### EXERCISE DIRECTIONS
Every line of the material is to be quoted verbatim, minus the pictures.

== DATA FOR THE TASK ==

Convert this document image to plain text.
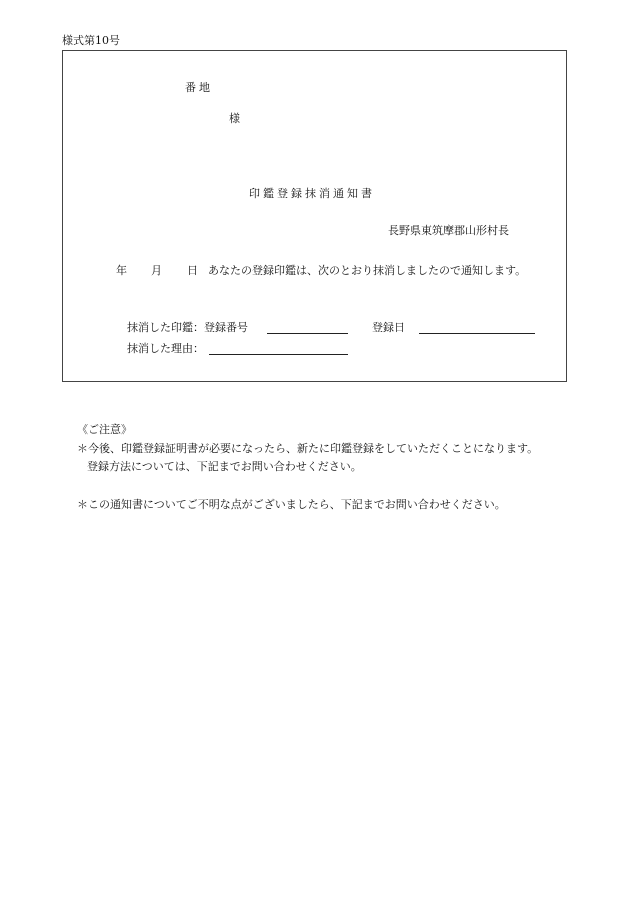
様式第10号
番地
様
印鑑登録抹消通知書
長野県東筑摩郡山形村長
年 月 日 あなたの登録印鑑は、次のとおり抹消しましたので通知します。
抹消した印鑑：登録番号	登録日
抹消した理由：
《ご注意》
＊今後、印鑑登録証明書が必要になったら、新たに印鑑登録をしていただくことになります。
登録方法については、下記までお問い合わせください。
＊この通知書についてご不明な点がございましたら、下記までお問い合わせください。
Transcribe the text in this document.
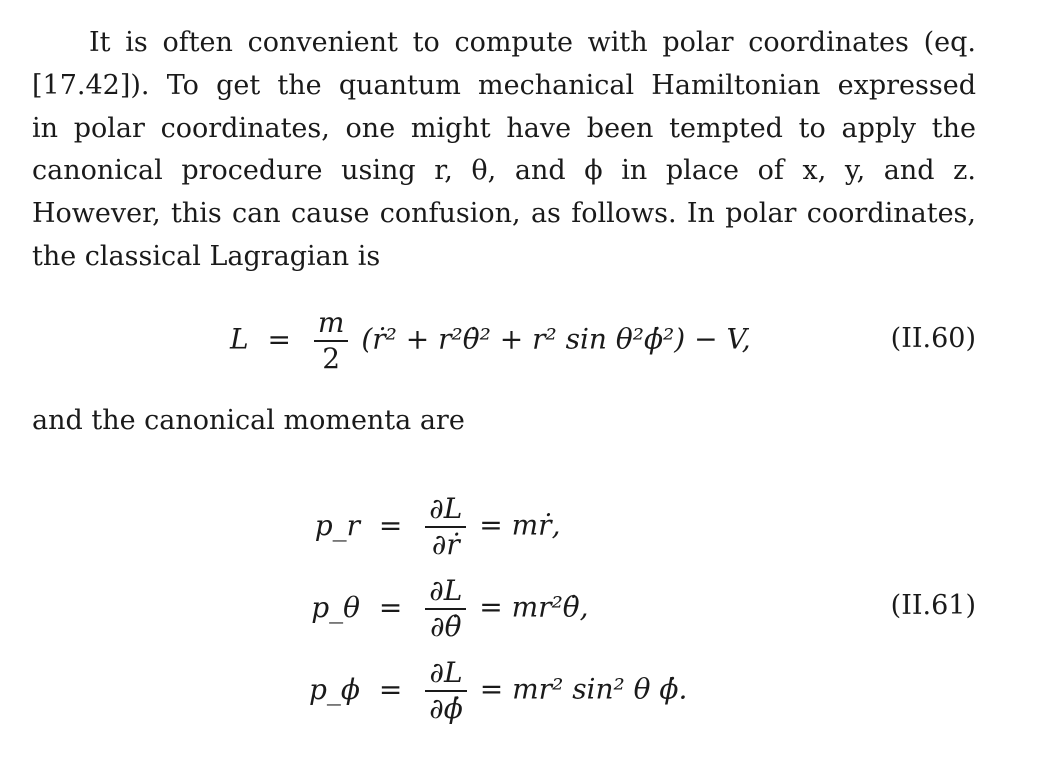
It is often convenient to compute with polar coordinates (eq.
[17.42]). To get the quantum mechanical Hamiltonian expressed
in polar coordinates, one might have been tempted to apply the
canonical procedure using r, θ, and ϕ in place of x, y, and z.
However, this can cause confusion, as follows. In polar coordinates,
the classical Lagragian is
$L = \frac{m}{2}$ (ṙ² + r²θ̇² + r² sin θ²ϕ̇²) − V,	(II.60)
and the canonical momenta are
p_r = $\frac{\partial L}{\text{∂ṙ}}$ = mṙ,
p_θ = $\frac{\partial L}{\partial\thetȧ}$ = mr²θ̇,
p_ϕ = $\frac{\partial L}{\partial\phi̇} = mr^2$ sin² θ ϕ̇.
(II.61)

===

### TASK OUTPUT
Convert this document image to plain text.
様式第10号
番地
様
印鑑登録抹消通知書
長野県東筑摩郡山形村長
年 月 日 あなたの登録印鑑は、次のとおり抹消しましたので通知します。
抹消した印鑑：登録番号	登録日
抹消した理由：
《ご注意》
＊今後、印鑑登録証明書が必要になったら、新たに印鑑登録をしていただくことになります。
登録方法については、下記までお問い合わせください。
＊この通知書についてご不明な点がございましたら、下記までお問い合わせください。
Transcribe the text in this document.
It is often convenient to compute with polar coordinates (eq.
[17.42]). To get the quantum mechanical Hamiltonian expressed
in polar coordinates, one might have been tempted to apply the
canonical procedure using r, θ, and ϕ in place of x, y, and z.
However, this can cause confusion, as follows. In polar coordinates,
the classical Lagragian is
$L = \frac{m}{2}$ (ṙ² + r²θ̇² + r² sin θ²ϕ̇²) − V,	(II.60)
and the canonical momenta are
p_r = $\frac{\partial L}{\text{∂ṙ}}$ = mṙ,
p_θ = $\frac{\partial L}{\partial\thetȧ}$ = mr²θ̇,
p_ϕ = $\frac{\partial L}{\partial\phi̇} = mr^2$ sin² θ ϕ̇.
(II.61)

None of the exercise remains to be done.